◆ **Work instructions**:
Please repeat all of the listing exactly.

◆ **Supplied entries**:

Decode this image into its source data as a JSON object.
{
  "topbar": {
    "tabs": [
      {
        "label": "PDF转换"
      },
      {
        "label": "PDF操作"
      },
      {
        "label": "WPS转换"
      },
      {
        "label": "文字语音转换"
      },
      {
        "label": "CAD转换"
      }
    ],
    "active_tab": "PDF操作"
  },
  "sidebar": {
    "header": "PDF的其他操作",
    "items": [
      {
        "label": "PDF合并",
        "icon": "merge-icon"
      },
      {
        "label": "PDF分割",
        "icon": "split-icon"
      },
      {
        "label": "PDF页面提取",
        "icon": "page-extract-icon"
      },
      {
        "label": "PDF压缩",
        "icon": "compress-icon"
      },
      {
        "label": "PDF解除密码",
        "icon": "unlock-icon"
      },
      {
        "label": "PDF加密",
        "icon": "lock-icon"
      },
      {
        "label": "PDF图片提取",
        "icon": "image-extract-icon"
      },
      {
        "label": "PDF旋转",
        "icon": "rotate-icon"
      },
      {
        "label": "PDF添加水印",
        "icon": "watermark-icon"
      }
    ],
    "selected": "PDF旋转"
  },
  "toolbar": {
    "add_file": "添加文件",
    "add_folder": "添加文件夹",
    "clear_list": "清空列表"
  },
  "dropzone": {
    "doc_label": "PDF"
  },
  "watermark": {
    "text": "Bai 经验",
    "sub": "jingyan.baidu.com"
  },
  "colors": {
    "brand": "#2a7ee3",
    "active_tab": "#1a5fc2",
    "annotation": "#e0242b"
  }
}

◆ **Answer to this problem**:
Decode this image into its source data as a JSON object.
{
  "topbar": {
    "tabs": [
      {
        "label": "PDF转换"
      },
      {
        "label": "PDF操作"
      },
      {
        "label": "WPS转换"
      },
      {
        "label": "文字语音转换"
      },
      {
        "label": "CAD转换"
      }
    ],
    "active_tab": "PDF操作"
  },
  "sidebar": {
    "header": "PDF的其他操作",
    "items": [
      {
        "label": "PDF合并",
        "icon": "merge-icon"
      },
      {
        "label": "PDF分割",
        "icon": "split-icon"
      },
      {
        "label": "PDF页面提取",
        "icon": "page-extract-icon"
      },
      {
        "label": "PDF压缩",
        "icon": "compress-icon"
      },
      {
        "label": "PDF解除密码",
        "icon": "unlock-icon"
      },
      {
        "label": "PDF加密",
        "icon": "lock-icon"
      },
      {
        "label": "PDF图片提取",
        "icon": "image-extract-icon"
      },
      {
        "label": "PDF旋转",
        "icon": "rotate-icon"
      },
      {
        "label": "PDF添加水印",
        "icon": "watermark-icon"
      }
    ],
    "selected": "PDF旋转"
  },
  "toolbar": {
    "add_file": "添加文件",
    "add_folder": "添加文件夹",
    "clear_list": "清空列表"
  },
  "dropzone": {
    "doc_label": "PDF"
  },
  "watermark": {
    "text": "Bai 经验",
    "sub": "jingyan.baidu.com"
  },
  "colors": {
    "brand": "#2a7ee3",
    "active_tab": "#1a5fc2",
    "annotation": "#e0242b"
  }
}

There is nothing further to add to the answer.